CHALLENGE A: From the CD review text, reproduce word for word the part that begins with the words containing "Recordings by the" and ends with "smooth treble response.".

TEXT EXTRACT:
_ _ _

Ursula Bagdasarjanz - CD Reviews

CD Reviews

The Strad, August 2009, by Julian Haylock.
Recordings by the legendary violinist Ursula Bagdasarjanz (b. 1934) are much prized by contemporary collectors, most especially her 1961 cycle of Othmar Schoeck's complete music for violin and piano with the composer's gifted daughter Gisela (Gallo CD-1249). The second volume in a reissue of these classic radio tapes features the op.22 variations an the op.16 and 46 sonatas in performances so authoritative and responsive to the music's remote idiom (think Hindemith with added warmth and charm) that it is impossible to imagine them ever being superseded. The mono recordings have been transferred most expertly, with plenty of body to the sound and a smooth treble response.

Fanfare Magazine, 6 August 2010, by Adrian Corleonis.

_ _ _

DATASET:
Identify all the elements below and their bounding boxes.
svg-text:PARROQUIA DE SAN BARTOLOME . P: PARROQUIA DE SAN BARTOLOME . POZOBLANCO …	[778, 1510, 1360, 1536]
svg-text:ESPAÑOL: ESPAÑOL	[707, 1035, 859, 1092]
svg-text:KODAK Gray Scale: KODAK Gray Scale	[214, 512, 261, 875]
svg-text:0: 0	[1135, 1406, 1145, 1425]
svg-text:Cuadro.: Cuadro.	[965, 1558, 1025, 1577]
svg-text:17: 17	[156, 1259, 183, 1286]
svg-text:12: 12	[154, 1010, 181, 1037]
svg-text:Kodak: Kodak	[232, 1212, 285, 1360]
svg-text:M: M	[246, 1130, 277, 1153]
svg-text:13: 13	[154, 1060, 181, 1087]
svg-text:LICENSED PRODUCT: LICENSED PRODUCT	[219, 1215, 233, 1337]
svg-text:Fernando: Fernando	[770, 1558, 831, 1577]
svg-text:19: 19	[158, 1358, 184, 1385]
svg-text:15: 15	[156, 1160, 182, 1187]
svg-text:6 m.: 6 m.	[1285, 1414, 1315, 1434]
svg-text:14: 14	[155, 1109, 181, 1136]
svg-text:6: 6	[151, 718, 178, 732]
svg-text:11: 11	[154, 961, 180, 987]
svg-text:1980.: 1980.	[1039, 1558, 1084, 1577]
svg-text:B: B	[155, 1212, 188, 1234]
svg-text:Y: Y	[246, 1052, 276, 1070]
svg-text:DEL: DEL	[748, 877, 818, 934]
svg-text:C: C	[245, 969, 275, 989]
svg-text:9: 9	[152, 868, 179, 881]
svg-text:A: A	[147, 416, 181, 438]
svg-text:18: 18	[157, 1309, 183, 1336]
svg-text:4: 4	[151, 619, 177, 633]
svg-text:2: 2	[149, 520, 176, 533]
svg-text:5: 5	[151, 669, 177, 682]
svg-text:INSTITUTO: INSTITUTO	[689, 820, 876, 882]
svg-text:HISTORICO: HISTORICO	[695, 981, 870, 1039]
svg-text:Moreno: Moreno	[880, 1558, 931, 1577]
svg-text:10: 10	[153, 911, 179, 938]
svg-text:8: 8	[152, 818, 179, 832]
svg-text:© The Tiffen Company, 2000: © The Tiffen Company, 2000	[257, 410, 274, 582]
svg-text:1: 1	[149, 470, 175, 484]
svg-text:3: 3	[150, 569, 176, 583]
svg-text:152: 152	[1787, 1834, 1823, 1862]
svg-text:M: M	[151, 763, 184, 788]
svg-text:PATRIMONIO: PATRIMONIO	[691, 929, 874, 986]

_ _ _

CHALLENGE B: Give the rows from their first line through the line containing "1259, 183, 1286]", both included, as a JSON list of strings with one string per line and no blank lines.

SOLUTION A:
Recordings by the legendary violinist Ursula Bagdasarjanz (b. 1934) are much prized by contemporary collectors, most especially her 1961 cycle of Othmar Schoeck's complete music for violin and piano with the composer's gifted daughter Gisela (Gallo CD-1249). The second volume in a reissue of these classic radio tapes features the op.22 variations an the op.16 and 46 sonatas in performances so authoritative and responsive to the music's remote idiom (think Hindemith with added warmth and charm) that it is impossible to imagine them ever being superseded. The mono recordings have been transferred most expertly, with plenty of body to the sound and a smooth treble response.

SOLUTION B:
[
  "Identify all the elements below and their bounding boxes.",
  "svg-text:PARROQUIA DE SAN BARTOLOME . P: PARROQUIA DE SAN BARTOLOME . POZOBLANCO …\t[778, 1510, 1360, 1536]",
  "svg-text:ESPAÑOL: ESPAÑOL\t[707, 1035, 859, 1092]",
  "svg-text:KODAK Gray Scale: KODAK Gray Scale\t[214, 512, 261, 875]",
  "svg-text:0: 0\t[1135, 1406, 1145, 1425]",
  "svg-text:Cuadro.: Cuadro.\t[965, 1558, 1025, 1577]",
  "svg-text:17: 17\t[156, 1259, 183, 1286]"
]